[Dataset rows about figures]
<<<<

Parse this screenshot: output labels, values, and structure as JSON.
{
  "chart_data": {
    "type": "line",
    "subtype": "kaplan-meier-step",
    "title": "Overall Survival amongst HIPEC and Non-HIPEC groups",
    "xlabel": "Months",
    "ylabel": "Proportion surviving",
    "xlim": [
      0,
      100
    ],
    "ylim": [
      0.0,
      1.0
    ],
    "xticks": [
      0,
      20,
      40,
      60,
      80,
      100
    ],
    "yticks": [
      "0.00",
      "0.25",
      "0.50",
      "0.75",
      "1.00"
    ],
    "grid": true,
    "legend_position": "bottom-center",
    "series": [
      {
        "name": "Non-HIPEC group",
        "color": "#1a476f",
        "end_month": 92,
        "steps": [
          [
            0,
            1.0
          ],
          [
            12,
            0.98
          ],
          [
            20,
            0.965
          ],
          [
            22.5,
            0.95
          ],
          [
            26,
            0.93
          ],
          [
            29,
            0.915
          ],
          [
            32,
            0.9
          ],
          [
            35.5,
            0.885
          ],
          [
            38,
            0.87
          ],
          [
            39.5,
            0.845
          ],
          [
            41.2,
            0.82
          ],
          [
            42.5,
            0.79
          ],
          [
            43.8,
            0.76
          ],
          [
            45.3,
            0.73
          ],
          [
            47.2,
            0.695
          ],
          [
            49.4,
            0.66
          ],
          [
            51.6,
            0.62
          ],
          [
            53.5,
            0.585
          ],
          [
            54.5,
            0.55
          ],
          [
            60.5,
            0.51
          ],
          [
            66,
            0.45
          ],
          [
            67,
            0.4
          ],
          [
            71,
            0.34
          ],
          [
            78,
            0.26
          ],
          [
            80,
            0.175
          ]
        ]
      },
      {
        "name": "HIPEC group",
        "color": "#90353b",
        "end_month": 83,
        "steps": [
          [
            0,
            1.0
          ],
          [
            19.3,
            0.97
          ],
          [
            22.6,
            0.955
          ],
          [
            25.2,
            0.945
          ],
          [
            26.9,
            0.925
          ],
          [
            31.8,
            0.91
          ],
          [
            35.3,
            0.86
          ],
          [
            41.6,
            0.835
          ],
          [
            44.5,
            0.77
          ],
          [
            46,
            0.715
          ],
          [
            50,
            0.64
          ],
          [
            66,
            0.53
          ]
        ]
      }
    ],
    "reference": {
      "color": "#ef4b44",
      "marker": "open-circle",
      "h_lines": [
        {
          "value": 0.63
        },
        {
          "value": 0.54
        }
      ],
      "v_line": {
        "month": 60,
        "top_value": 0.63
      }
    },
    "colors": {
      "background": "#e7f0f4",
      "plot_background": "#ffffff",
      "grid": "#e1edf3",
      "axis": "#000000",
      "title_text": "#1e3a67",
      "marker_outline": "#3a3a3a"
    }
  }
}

>>>>

▶ _Task description_: Above are the records; retype every one exactly.

▶ _In response_:
Parse this screenshot: output labels, values, and structure as JSON.
{
  "chart_data": {
    "type": "line",
    "subtype": "kaplan-meier-step",
    "title": "Overall Survival amongst HIPEC and Non-HIPEC groups",
    "xlabel": "Months",
    "ylabel": "Proportion surviving",
    "xlim": [
      0,
      100
    ],
    "ylim": [
      0.0,
      1.0
    ],
    "xticks": [
      0,
      20,
      40,
      60,
      80,
      100
    ],
    "yticks": [
      "0.00",
      "0.25",
      "0.50",
      "0.75",
      "1.00"
    ],
    "grid": true,
    "legend_position": "bottom-center",
    "series": [
      {
        "name": "Non-HIPEC group",
        "color": "#1a476f",
        "end_month": 92,
        "steps": [
          [
            0,
            1.0
          ],
          [
            12,
            0.98
          ],
          [
            20,
            0.965
          ],
          [
            22.5,
            0.95
          ],
          [
            26,
            0.93
          ],
          [
            29,
            0.915
          ],
          [
            32,
            0.9
          ],
          [
            35.5,
            0.885
          ],
          [
            38,
            0.87
          ],
          [
            39.5,
            0.845
          ],
          [
            41.2,
            0.82
          ],
          [
            42.5,
            0.79
          ],
          [
            43.8,
            0.76
          ],
          [
            45.3,
            0.73
          ],
          [
            47.2,
            0.695
          ],
          [
            49.4,
            0.66
          ],
          [
            51.6,
            0.62
          ],
          [
            53.5,
            0.585
          ],
          [
            54.5,
            0.55
          ],
          [
            60.5,
            0.51
          ],
          [
            66,
            0.45
          ],
          [
            67,
            0.4
          ],
          [
            71,
            0.34
          ],
          [
            78,
            0.26
          ],
          [
            80,
            0.175
          ]
        ]
      },
      {
        "name": "HIPEC group",
        "color": "#90353b",
        "end_month": 83,
        "steps": [
          [
            0,
            1.0
          ],
          [
            19.3,
            0.97
          ],
          [
            22.6,
            0.955
          ],
          [
            25.2,
            0.945
          ],
          [
            26.9,
            0.925
          ],
          [
            31.8,
            0.91
          ],
          [
            35.3,
            0.86
          ],
          [
            41.6,
            0.835
          ],
          [
            44.5,
            0.77
          ],
          [
            46,
            0.715
          ],
          [
            50,
            0.64
          ],
          [
            66,
            0.53
          ]
        ]
      }
    ],
    "reference": {
      "color": "#ef4b44",
      "marker": "open-circle",
      "h_lines": [
        {
          "value": 0.63
        },
        {
          "value": 0.54
        }
      ],
      "v_line": {
        "month": 60,
        "top_value": 0.63
      }
    },
    "colors": {
      "background": "#e7f0f4",
      "plot_background": "#ffffff",
      "grid": "#e1edf3",
      "axis": "#000000",
      "title_text": "#1e3a67",
      "marker_outline": "#3a3a3a"
    }
  }
}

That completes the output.